> [Exercise aim]: Transcribe the entries below exactly; leave every image out.
┌─ Data for this exercise
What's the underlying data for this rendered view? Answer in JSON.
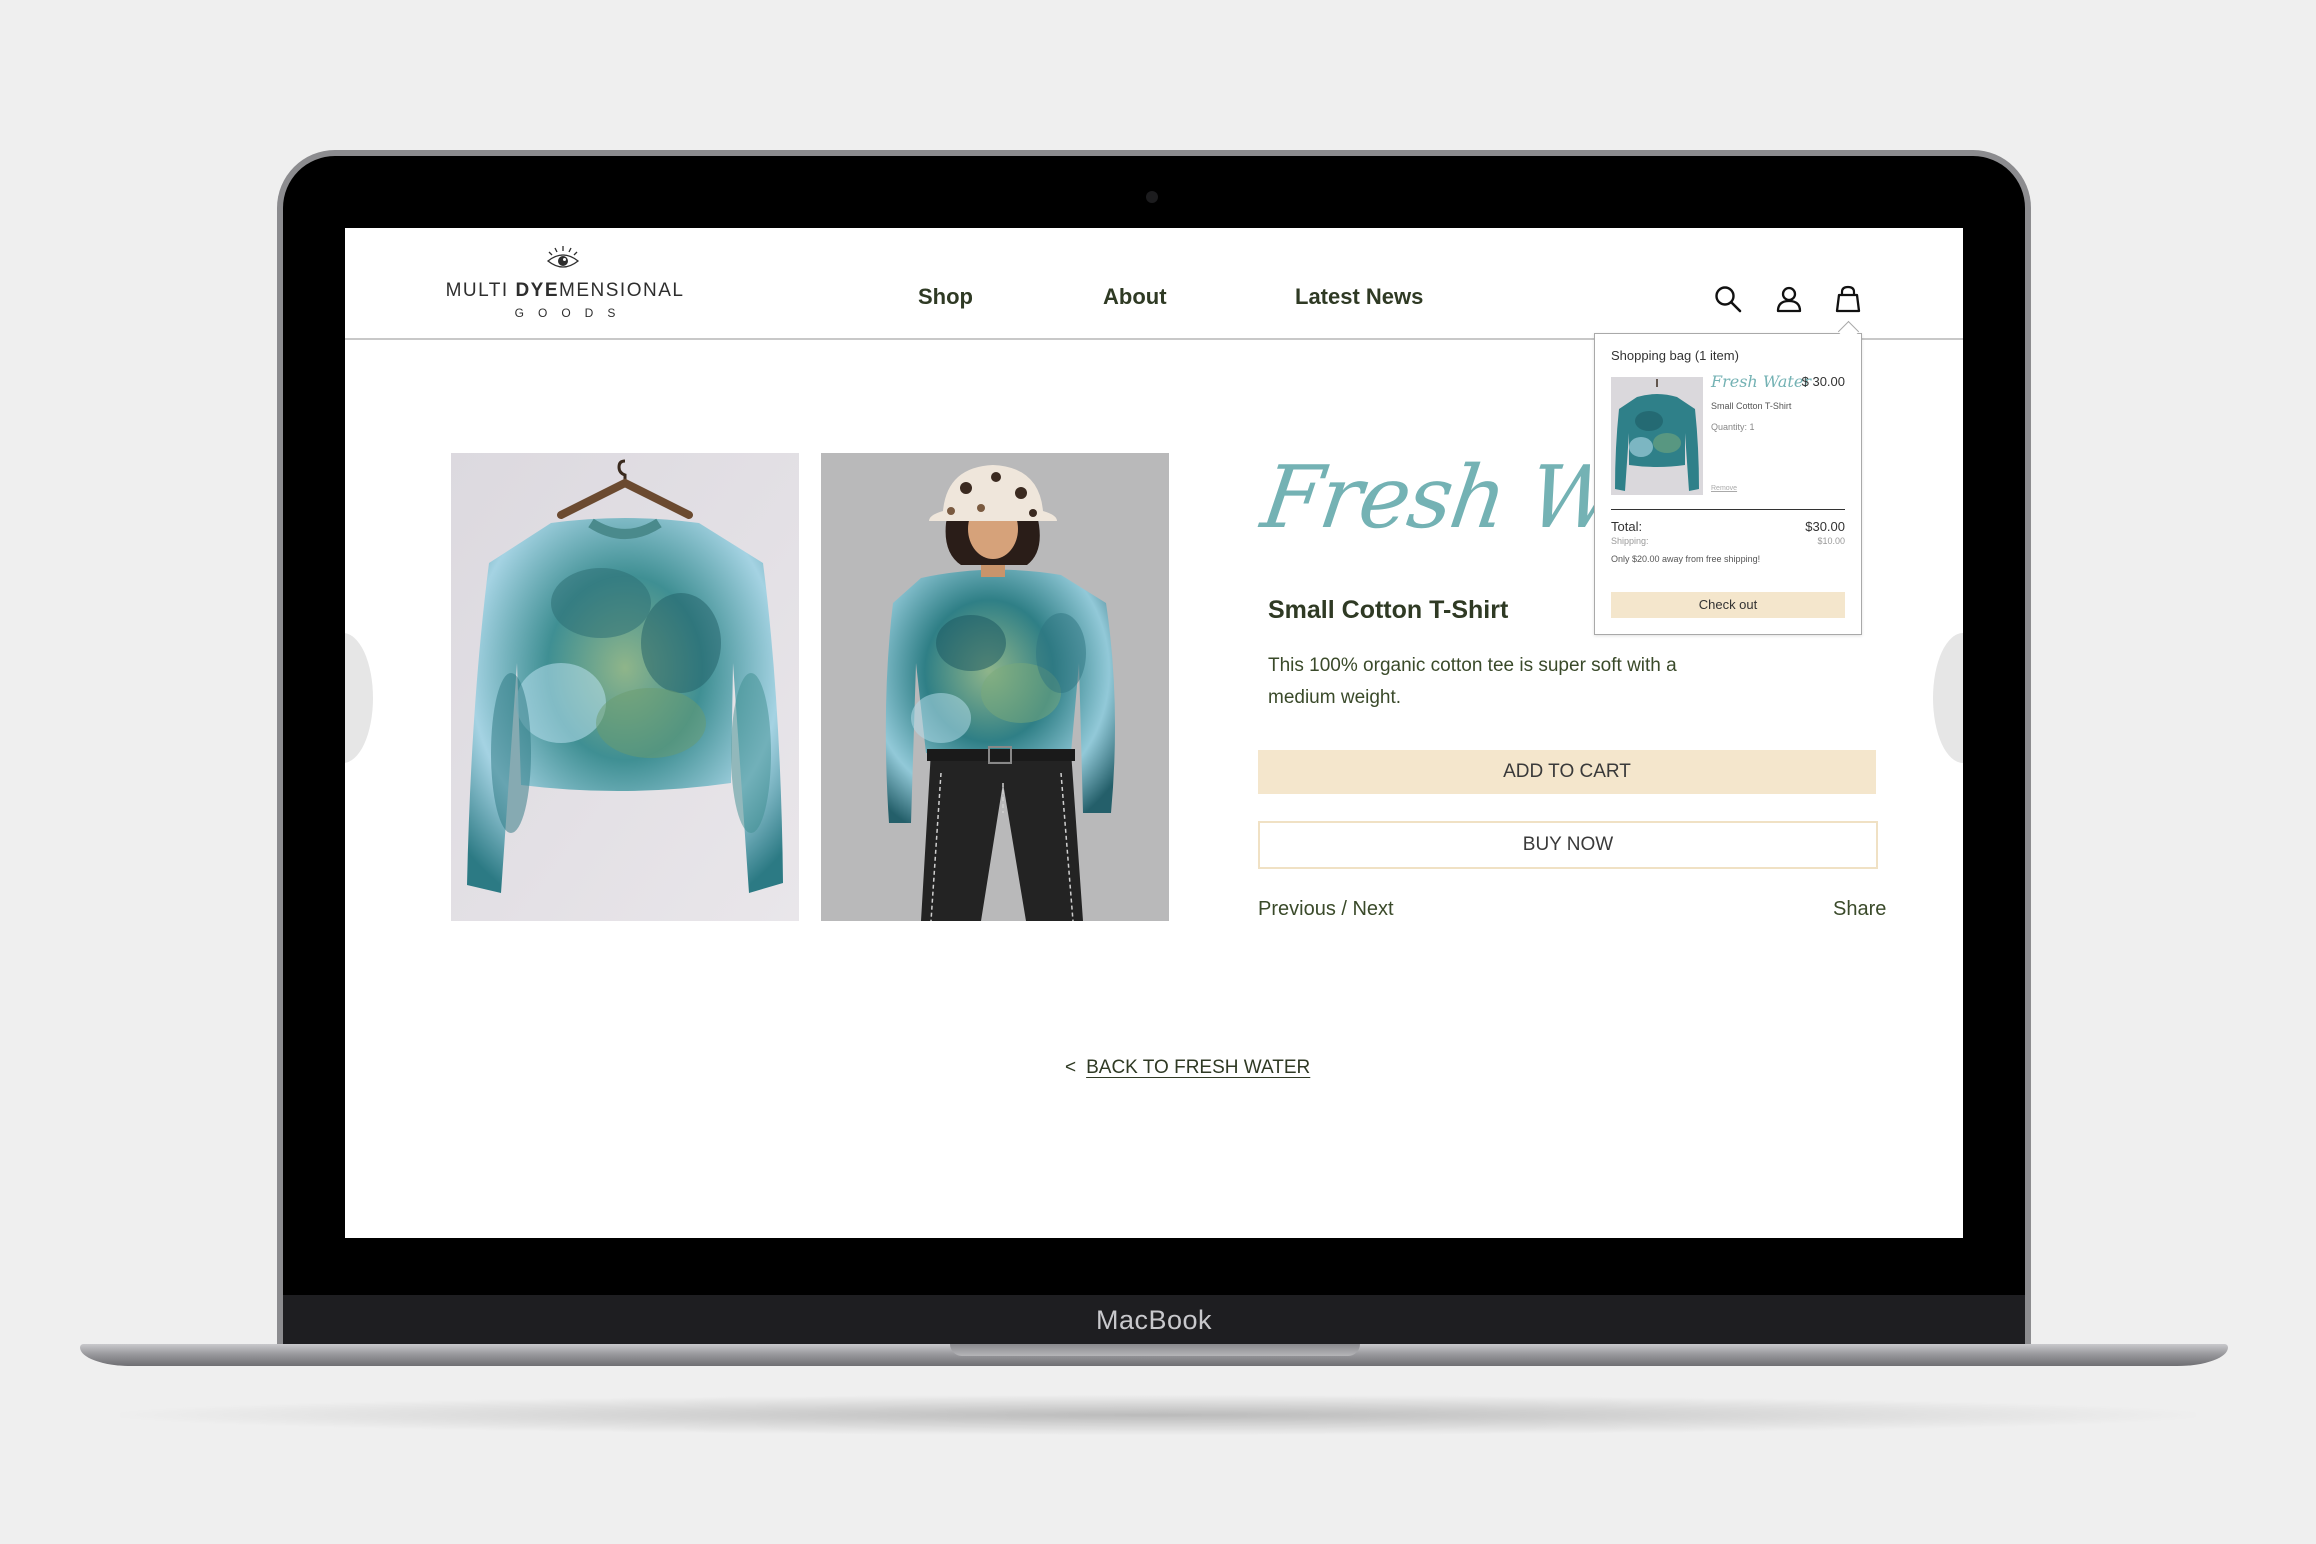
{
  "device": {
    "label": "MacBook"
  },
  "brand": {
    "line1_a": "MULTI",
    "line1_b": "DYE",
    "line1_c": "MENSIONAL",
    "line2": "GOODS"
  },
  "nav": {
    "items": [
      {
        "label": "Shop"
      },
      {
        "label": "About"
      },
      {
        "label": "Latest News"
      }
    ]
  },
  "header_icons": [
    "search-icon",
    "account-icon",
    "shopping-bag-icon"
  ],
  "product": {
    "collection_title": "Fresh Water",
    "name": "Small Cotton T-Shirt",
    "description": "This 100% organic cotton tee is super soft with a medium weight.",
    "add_to_cart_label": "ADD TO CART",
    "buy_now_label": "BUY NOW",
    "prev_next_label": "Previous / Next",
    "share_label": "Share",
    "back_label": "BACK TO FRESH WATER",
    "back_chevron": "<"
  },
  "bag": {
    "heading": "Shopping bag (1 item)",
    "item_title": "Fresh Water",
    "item_price": "$ 30.00",
    "item_variant": "Small Cotton T-Shirt",
    "item_qty": "Quantity: 1",
    "remove_label": "Remove",
    "total_label": "Total:",
    "total_value": "$30.00",
    "shipping_label": "Shipping:",
    "shipping_value": "$10.00",
    "note": "Only $20.00 away from free shipping!",
    "checkout_label": "Check out"
  },
  "colors": {
    "accent_teal": "#74b2b4",
    "button_cream": "#f4e6cc",
    "text_olive": "#2f3a24"
  }
}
└─
> [Result of this exercise]:
What's the underlying data for this rendered view? Answer in JSON.
{
  "device": {
    "label": "MacBook"
  },
  "brand": {
    "line1_a": "MULTI",
    "line1_b": "DYE",
    "line1_c": "MENSIONAL",
    "line2": "GOODS"
  },
  "nav": {
    "items": [
      {
        "label": "Shop"
      },
      {
        "label": "About"
      },
      {
        "label": "Latest News"
      }
    ]
  },
  "header_icons": [
    "search-icon",
    "account-icon",
    "shopping-bag-icon"
  ],
  "product": {
    "collection_title": "Fresh Water",
    "name": "Small Cotton T-Shirt",
    "description": "This 100% organic cotton tee is super soft with a medium weight.",
    "add_to_cart_label": "ADD TO CART",
    "buy_now_label": "BUY NOW",
    "prev_next_label": "Previous / Next",
    "share_label": "Share",
    "back_label": "BACK TO FRESH WATER",
    "back_chevron": "<"
  },
  "bag": {
    "heading": "Shopping bag (1 item)",
    "item_title": "Fresh Water",
    "item_price": "$ 30.00",
    "item_variant": "Small Cotton T-Shirt",
    "item_qty": "Quantity: 1",
    "remove_label": "Remove",
    "total_label": "Total:",
    "total_value": "$30.00",
    "shipping_label": "Shipping:",
    "shipping_value": "$10.00",
    "note": "Only $20.00 away from free shipping!",
    "checkout_label": "Check out"
  },
  "colors": {
    "accent_teal": "#74b2b4",
    "button_cream": "#f4e6cc",
    "text_olive": "#2f3a24"
  }
}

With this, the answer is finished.